**What you have to do:** Images embedded in the records are excluded; print everything else exactly as given.

(A run of records)
------------------------------------------------------------------------
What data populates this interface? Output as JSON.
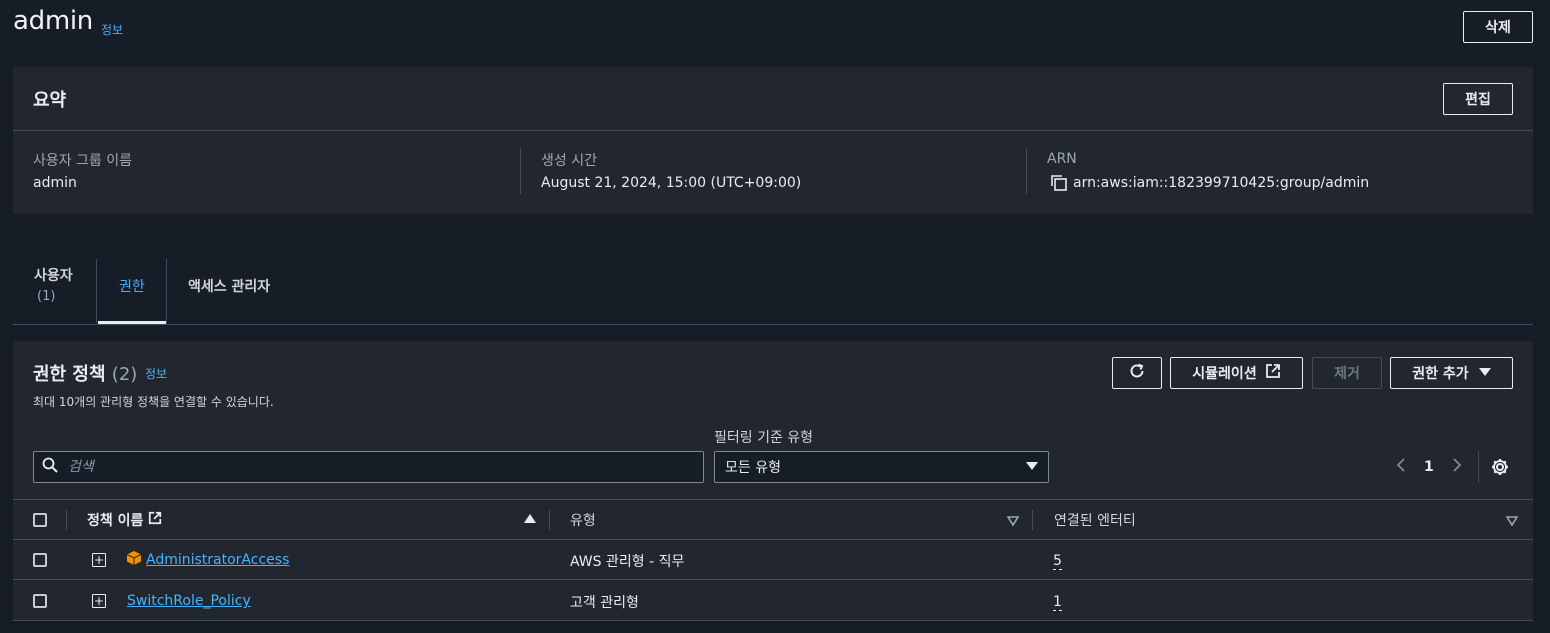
{
  "header": {
    "title": "admin",
    "info": "정보",
    "delete_label": "삭제"
  },
  "summary": {
    "title": "요약",
    "edit_label": "편집",
    "group_name_label": "사용자 그룹 이름",
    "group_name_value": "admin",
    "created_label": "생성 시간",
    "created_value": "August 21, 2024, 15:00 (UTC+09:00)",
    "arn_label": "ARN",
    "arn_value": "arn:aws:iam::182399710425:group/admin"
  },
  "tabs": [
    {
      "label": "사용자",
      "count": "(1)"
    },
    {
      "label": "권한",
      "count": ""
    },
    {
      "label": "액세스 관리자",
      "count": ""
    }
  ],
  "policies": {
    "title": "권한 정책",
    "count": "(2)",
    "info": "정보",
    "description": "최대 10개의 관리형 정책을 연결할 수 있습니다.",
    "simulate_label": "시뮬레이션",
    "remove_label": "제거",
    "add_label": "권한 추가",
    "filter_label": "필터링 기준 유형",
    "search_placeholder": "검색",
    "type_select_value": "모든 유형",
    "page": "1",
    "columns": {
      "name": "정책 이름",
      "type": "유형",
      "entities": "연결된 엔터티"
    },
    "rows": [
      {
        "name": "AdministratorAccess",
        "type": "AWS 관리형 - 직무",
        "entities": "5",
        "aws_managed": true
      },
      {
        "name": "SwitchRole_Policy",
        "type": "고객 관리형",
        "entities": "1",
        "aws_managed": false
      }
    ]
  },
  "colors": {
    "background": "#161d26",
    "panel": "#22272f",
    "link": "#42b4ff",
    "aws_icon": "#f29100"
  }
}
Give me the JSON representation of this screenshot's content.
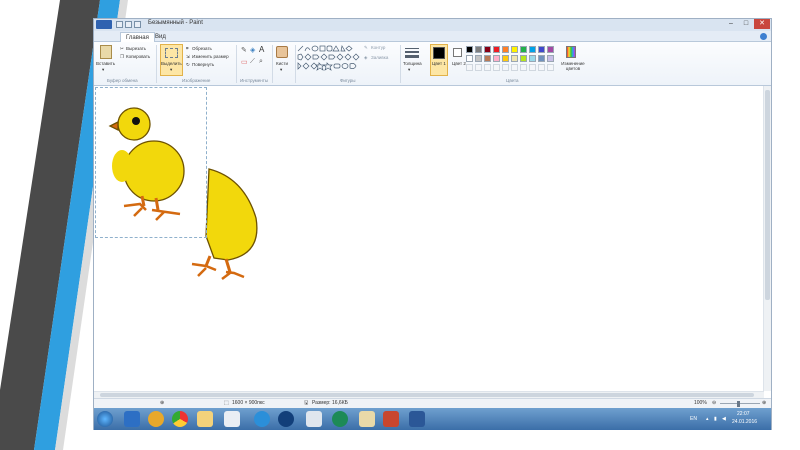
{
  "window": {
    "title": "Безымянный - Paint",
    "controls": {
      "minimize": "–",
      "maximize": "□",
      "close": "✕"
    }
  },
  "tabs": [
    {
      "label": "Главная"
    },
    {
      "label": "Вид"
    }
  ],
  "ribbon": {
    "clipboard": {
      "paste": "Вставить",
      "cut": "Вырезать",
      "copy": "Копировать",
      "group_label": "Буфер обмена"
    },
    "image": {
      "select": "Выделить",
      "crop": "Обрезать",
      "resize": "Изменить размер",
      "rotate": "Повернуть",
      "group_label": "Изображение"
    },
    "tools": {
      "group_label": "Инструменты"
    },
    "brushes": {
      "label": "Кисти"
    },
    "shapes": {
      "outline": "Контур",
      "fill": "Заливка",
      "group_label": "Фигуры"
    },
    "size": {
      "label": "Толщина"
    },
    "colors": {
      "color1_label": "Цвет 1",
      "color2_label": "Цвет 2",
      "edit_label": "Изменение цветов",
      "group_label": "Цвета",
      "color1": "#000000",
      "color2": "#ffffff",
      "palette_row1": [
        "#000000",
        "#7f7f7f",
        "#880015",
        "#ed1c24",
        "#ff7f27",
        "#fff200",
        "#22b14c",
        "#00a2e8",
        "#3f48cc",
        "#a349a4"
      ],
      "palette_row2": [
        "#ffffff",
        "#c3c3c3",
        "#b97a57",
        "#ffaec9",
        "#ffc90e",
        "#efe4b0",
        "#b5e61d",
        "#99d9ea",
        "#7092be",
        "#c8bfe7"
      ]
    }
  },
  "statusbar": {
    "dimensions": "1600 × 900пкс",
    "file_size": "Размер: 16,6КБ",
    "zoom": "100%"
  },
  "taskbar": {
    "language": "EN",
    "time": "22:07",
    "date": "24.01.2016"
  }
}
------------------------------------------------------------------------
**Solution to this exercise:**
What data populates this interface? Output as JSON.
{
  "header": {
    "title": "admin",
    "info": "정보",
    "delete_label": "삭제"
  },
  "summary": {
    "title": "요약",
    "edit_label": "편집",
    "group_name_label": "사용자 그룹 이름",
    "group_name_value": "admin",
    "created_label": "생성 시간",
    "created_value": "August 21, 2024, 15:00 (UTC+09:00)",
    "arn_label": "ARN",
    "arn_value": "arn:aws:iam::182399710425:group/admin"
  },
  "tabs": [
    {
      "label": "사용자",
      "count": "(1)"
    },
    {
      "label": "권한",
      "count": ""
    },
    {
      "label": "액세스 관리자",
      "count": ""
    }
  ],
  "policies": {
    "title": "권한 정책",
    "count": "(2)",
    "info": "정보",
    "description": "최대 10개의 관리형 정책을 연결할 수 있습니다.",
    "simulate_label": "시뮬레이션",
    "remove_label": "제거",
    "add_label": "권한 추가",
    "filter_label": "필터링 기준 유형",
    "search_placeholder": "검색",
    "type_select_value": "모든 유형",
    "page": "1",
    "columns": {
      "name": "정책 이름",
      "type": "유형",
      "entities": "연결된 엔터티"
    },
    "rows": [
      {
        "name": "AdministratorAccess",
        "type": "AWS 관리형 - 직무",
        "entities": "5",
        "aws_managed": true
      },
      {
        "name": "SwitchRole_Policy",
        "type": "고객 관리형",
        "entities": "1",
        "aws_managed": false
      }
    ]
  },
  "colors": {
    "background": "#161d26",
    "panel": "#22272f",
    "link": "#42b4ff",
    "aws_icon": "#f29100"
  }
}
Give me the JSON representation of this screenshot's content.
{
  "window": {
    "title": "Безымянный - Paint",
    "controls": {
      "minimize": "–",
      "maximize": "□",
      "close": "✕"
    }
  },
  "tabs": [
    {
      "label": "Главная"
    },
    {
      "label": "Вид"
    }
  ],
  "ribbon": {
    "clipboard": {
      "paste": "Вставить",
      "cut": "Вырезать",
      "copy": "Копировать",
      "group_label": "Буфер обмена"
    },
    "image": {
      "select": "Выделить",
      "crop": "Обрезать",
      "resize": "Изменить размер",
      "rotate": "Повернуть",
      "group_label": "Изображение"
    },
    "tools": {
      "group_label": "Инструменты"
    },
    "brushes": {
      "label": "Кисти"
    },
    "shapes": {
      "outline": "Контур",
      "fill": "Заливка",
      "group_label": "Фигуры"
    },
    "size": {
      "label": "Толщина"
    },
    "colors": {
      "color1_label": "Цвет 1",
      "color2_label": "Цвет 2",
      "edit_label": "Изменение цветов",
      "group_label": "Цвета",
      "color1": "#000000",
      "color2": "#ffffff",
      "palette_row1": [
        "#000000",
        "#7f7f7f",
        "#880015",
        "#ed1c24",
        "#ff7f27",
        "#fff200",
        "#22b14c",
        "#00a2e8",
        "#3f48cc",
        "#a349a4"
      ],
      "palette_row2": [
        "#ffffff",
        "#c3c3c3",
        "#b97a57",
        "#ffaec9",
        "#ffc90e",
        "#efe4b0",
        "#b5e61d",
        "#99d9ea",
        "#7092be",
        "#c8bfe7"
      ]
    }
  },
  "statusbar": {
    "dimensions": "1600 × 900пкс",
    "file_size": "Размер: 16,6КБ",
    "zoom": "100%"
  },
  "taskbar": {
    "language": "EN",
    "time": "22:07",
    "date": "24.01.2016"
  }
}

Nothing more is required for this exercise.